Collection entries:
↓↓↓

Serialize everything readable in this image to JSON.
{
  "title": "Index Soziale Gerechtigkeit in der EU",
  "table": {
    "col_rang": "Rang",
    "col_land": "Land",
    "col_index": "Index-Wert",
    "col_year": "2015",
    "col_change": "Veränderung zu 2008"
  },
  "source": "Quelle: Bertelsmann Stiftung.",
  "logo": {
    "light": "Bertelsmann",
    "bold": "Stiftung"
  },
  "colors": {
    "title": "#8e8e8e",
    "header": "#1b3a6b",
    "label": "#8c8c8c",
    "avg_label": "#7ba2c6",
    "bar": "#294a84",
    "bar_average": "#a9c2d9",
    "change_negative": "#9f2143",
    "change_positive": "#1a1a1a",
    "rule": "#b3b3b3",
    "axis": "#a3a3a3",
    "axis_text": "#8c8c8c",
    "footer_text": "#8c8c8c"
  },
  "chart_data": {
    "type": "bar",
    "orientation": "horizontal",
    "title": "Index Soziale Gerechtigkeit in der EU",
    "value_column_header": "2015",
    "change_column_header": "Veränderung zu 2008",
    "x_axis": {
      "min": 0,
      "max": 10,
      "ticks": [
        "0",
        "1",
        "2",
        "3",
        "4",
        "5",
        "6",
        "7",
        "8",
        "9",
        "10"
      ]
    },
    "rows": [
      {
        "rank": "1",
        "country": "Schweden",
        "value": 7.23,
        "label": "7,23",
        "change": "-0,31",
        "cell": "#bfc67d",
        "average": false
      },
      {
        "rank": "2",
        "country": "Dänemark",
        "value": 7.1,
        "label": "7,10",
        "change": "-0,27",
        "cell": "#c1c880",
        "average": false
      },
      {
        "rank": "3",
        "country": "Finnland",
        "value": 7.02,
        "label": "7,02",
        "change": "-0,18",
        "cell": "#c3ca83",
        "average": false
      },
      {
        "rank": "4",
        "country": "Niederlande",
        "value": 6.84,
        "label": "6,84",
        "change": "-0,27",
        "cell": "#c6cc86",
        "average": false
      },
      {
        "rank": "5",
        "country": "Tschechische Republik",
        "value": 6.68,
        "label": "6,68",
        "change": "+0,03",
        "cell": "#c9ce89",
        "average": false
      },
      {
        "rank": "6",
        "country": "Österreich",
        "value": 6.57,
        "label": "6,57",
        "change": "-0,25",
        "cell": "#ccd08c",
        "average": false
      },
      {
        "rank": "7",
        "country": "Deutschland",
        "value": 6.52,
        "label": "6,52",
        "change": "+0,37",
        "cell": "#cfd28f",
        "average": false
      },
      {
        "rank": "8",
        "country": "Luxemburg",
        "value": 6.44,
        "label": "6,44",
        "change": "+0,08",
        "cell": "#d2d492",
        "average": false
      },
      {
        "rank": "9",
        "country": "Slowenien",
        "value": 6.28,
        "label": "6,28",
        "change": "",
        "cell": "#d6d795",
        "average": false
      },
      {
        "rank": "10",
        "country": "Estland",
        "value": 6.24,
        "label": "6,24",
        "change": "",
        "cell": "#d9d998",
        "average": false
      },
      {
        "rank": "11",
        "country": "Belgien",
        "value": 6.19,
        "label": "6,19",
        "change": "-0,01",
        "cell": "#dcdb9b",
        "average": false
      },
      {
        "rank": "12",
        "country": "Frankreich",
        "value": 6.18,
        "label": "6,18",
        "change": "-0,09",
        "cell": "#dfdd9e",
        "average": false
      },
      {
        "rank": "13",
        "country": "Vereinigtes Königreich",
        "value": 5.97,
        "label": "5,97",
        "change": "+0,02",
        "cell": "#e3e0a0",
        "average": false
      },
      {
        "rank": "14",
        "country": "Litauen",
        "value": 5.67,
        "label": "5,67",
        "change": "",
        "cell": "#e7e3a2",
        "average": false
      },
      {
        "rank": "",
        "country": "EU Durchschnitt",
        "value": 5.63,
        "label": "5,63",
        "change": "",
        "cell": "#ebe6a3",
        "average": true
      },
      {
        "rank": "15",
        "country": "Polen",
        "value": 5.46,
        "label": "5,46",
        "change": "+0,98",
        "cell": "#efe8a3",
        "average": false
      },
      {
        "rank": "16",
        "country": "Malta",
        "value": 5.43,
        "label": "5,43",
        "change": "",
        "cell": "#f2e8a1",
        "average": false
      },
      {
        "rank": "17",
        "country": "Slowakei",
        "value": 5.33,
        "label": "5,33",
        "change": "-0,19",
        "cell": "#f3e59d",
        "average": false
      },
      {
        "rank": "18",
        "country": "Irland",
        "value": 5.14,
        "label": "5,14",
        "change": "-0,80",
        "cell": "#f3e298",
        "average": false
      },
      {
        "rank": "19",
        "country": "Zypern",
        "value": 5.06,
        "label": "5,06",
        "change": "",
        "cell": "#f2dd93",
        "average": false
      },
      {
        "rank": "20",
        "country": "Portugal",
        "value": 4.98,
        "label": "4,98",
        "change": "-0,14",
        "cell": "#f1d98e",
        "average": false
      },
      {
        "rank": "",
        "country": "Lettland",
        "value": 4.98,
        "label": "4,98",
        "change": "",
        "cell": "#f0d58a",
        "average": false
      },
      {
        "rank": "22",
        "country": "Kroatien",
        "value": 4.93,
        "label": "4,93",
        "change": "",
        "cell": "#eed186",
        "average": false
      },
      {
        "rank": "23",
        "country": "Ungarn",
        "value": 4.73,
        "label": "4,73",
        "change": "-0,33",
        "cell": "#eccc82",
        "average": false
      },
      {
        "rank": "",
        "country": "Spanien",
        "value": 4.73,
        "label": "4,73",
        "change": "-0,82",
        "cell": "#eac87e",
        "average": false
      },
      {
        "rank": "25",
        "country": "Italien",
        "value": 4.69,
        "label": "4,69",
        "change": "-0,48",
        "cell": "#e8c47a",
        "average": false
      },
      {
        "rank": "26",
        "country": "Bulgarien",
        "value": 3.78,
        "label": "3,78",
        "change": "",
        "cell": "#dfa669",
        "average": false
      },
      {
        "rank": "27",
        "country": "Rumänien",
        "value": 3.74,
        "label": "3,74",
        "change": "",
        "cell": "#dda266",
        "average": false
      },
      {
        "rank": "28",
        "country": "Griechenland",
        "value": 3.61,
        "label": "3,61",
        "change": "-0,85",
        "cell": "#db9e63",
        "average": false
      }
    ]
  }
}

↑↑↑

Set exercise: All of the entries should be written out again exactly.

Worked answer:
Serialize everything readable in this image to JSON.
{
  "title": "Index Soziale Gerechtigkeit in der EU",
  "table": {
    "col_rang": "Rang",
    "col_land": "Land",
    "col_index": "Index-Wert",
    "col_year": "2015",
    "col_change": "Veränderung zu 2008"
  },
  "source": "Quelle: Bertelsmann Stiftung.",
  "logo": {
    "light": "Bertelsmann",
    "bold": "Stiftung"
  },
  "colors": {
    "title": "#8e8e8e",
    "header": "#1b3a6b",
    "label": "#8c8c8c",
    "avg_label": "#7ba2c6",
    "bar": "#294a84",
    "bar_average": "#a9c2d9",
    "change_negative": "#9f2143",
    "change_positive": "#1a1a1a",
    "rule": "#b3b3b3",
    "axis": "#a3a3a3",
    "axis_text": "#8c8c8c",
    "footer_text": "#8c8c8c"
  },
  "chart_data": {
    "type": "bar",
    "orientation": "horizontal",
    "title": "Index Soziale Gerechtigkeit in der EU",
    "value_column_header": "2015",
    "change_column_header": "Veränderung zu 2008",
    "x_axis": {
      "min": 0,
      "max": 10,
      "ticks": [
        "0",
        "1",
        "2",
        "3",
        "4",
        "5",
        "6",
        "7",
        "8",
        "9",
        "10"
      ]
    },
    "rows": [
      {
        "rank": "1",
        "country": "Schweden",
        "value": 7.23,
        "label": "7,23",
        "change": "-0,31",
        "cell": "#bfc67d",
        "average": false
      },
      {
        "rank": "2",
        "country": "Dänemark",
        "value": 7.1,
        "label": "7,10",
        "change": "-0,27",
        "cell": "#c1c880",
        "average": false
      },
      {
        "rank": "3",
        "country": "Finnland",
        "value": 7.02,
        "label": "7,02",
        "change": "-0,18",
        "cell": "#c3ca83",
        "average": false
      },
      {
        "rank": "4",
        "country": "Niederlande",
        "value": 6.84,
        "label": "6,84",
        "change": "-0,27",
        "cell": "#c6cc86",
        "average": false
      },
      {
        "rank": "5",
        "country": "Tschechische Republik",
        "value": 6.68,
        "label": "6,68",
        "change": "+0,03",
        "cell": "#c9ce89",
        "average": false
      },
      {
        "rank": "6",
        "country": "Österreich",
        "value": 6.57,
        "label": "6,57",
        "change": "-0,25",
        "cell": "#ccd08c",
        "average": false
      },
      {
        "rank": "7",
        "country": "Deutschland",
        "value": 6.52,
        "label": "6,52",
        "change": "+0,37",
        "cell": "#cfd28f",
        "average": false
      },
      {
        "rank": "8",
        "country": "Luxemburg",
        "value": 6.44,
        "label": "6,44",
        "change": "+0,08",
        "cell": "#d2d492",
        "average": false
      },
      {
        "rank": "9",
        "country": "Slowenien",
        "value": 6.28,
        "label": "6,28",
        "change": "",
        "cell": "#d6d795",
        "average": false
      },
      {
        "rank": "10",
        "country": "Estland",
        "value": 6.24,
        "label": "6,24",
        "change": "",
        "cell": "#d9d998",
        "average": false
      },
      {
        "rank": "11",
        "country": "Belgien",
        "value": 6.19,
        "label": "6,19",
        "change": "-0,01",
        "cell": "#dcdb9b",
        "average": false
      },
      {
        "rank": "12",
        "country": "Frankreich",
        "value": 6.18,
        "label": "6,18",
        "change": "-0,09",
        "cell": "#dfdd9e",
        "average": false
      },
      {
        "rank": "13",
        "country": "Vereinigtes Königreich",
        "value": 5.97,
        "label": "5,97",
        "change": "+0,02",
        "cell": "#e3e0a0",
        "average": false
      },
      {
        "rank": "14",
        "country": "Litauen",
        "value": 5.67,
        "label": "5,67",
        "change": "",
        "cell": "#e7e3a2",
        "average": false
      },
      {
        "rank": "",
        "country": "EU Durchschnitt",
        "value": 5.63,
        "label": "5,63",
        "change": "",
        "cell": "#ebe6a3",
        "average": true
      },
      {
        "rank": "15",
        "country": "Polen",
        "value": 5.46,
        "label": "5,46",
        "change": "+0,98",
        "cell": "#efe8a3",
        "average": false
      },
      {
        "rank": "16",
        "country": "Malta",
        "value": 5.43,
        "label": "5,43",
        "change": "",
        "cell": "#f2e8a1",
        "average": false
      },
      {
        "rank": "17",
        "country": "Slowakei",
        "value": 5.33,
        "label": "5,33",
        "change": "-0,19",
        "cell": "#f3e59d",
        "average": false
      },
      {
        "rank": "18",
        "country": "Irland",
        "value": 5.14,
        "label": "5,14",
        "change": "-0,80",
        "cell": "#f3e298",
        "average": false
      },
      {
        "rank": "19",
        "country": "Zypern",
        "value": 5.06,
        "label": "5,06",
        "change": "",
        "cell": "#f2dd93",
        "average": false
      },
      {
        "rank": "20",
        "country": "Portugal",
        "value": 4.98,
        "label": "4,98",
        "change": "-0,14",
        "cell": "#f1d98e",
        "average": false
      },
      {
        "rank": "",
        "country": "Lettland",
        "value": 4.98,
        "label": "4,98",
        "change": "",
        "cell": "#f0d58a",
        "average": false
      },
      {
        "rank": "22",
        "country": "Kroatien",
        "value": 4.93,
        "label": "4,93",
        "change": "",
        "cell": "#eed186",
        "average": false
      },
      {
        "rank": "23",
        "country": "Ungarn",
        "value": 4.73,
        "label": "4,73",
        "change": "-0,33",
        "cell": "#eccc82",
        "average": false
      },
      {
        "rank": "",
        "country": "Spanien",
        "value": 4.73,
        "label": "4,73",
        "change": "-0,82",
        "cell": "#eac87e",
        "average": false
      },
      {
        "rank": "25",
        "country": "Italien",
        "value": 4.69,
        "label": "4,69",
        "change": "-0,48",
        "cell": "#e8c47a",
        "average": false
      },
      {
        "rank": "26",
        "country": "Bulgarien",
        "value": 3.78,
        "label": "3,78",
        "change": "",
        "cell": "#dfa669",
        "average": false
      },
      {
        "rank": "27",
        "country": "Rumänien",
        "value": 3.74,
        "label": "3,74",
        "change": "",
        "cell": "#dda266",
        "average": false
      },
      {
        "rank": "28",
        "country": "Griechenland",
        "value": 3.61,
        "label": "3,61",
        "change": "-0,85",
        "cell": "#db9e63",
        "average": false
      }
    ]
  }
}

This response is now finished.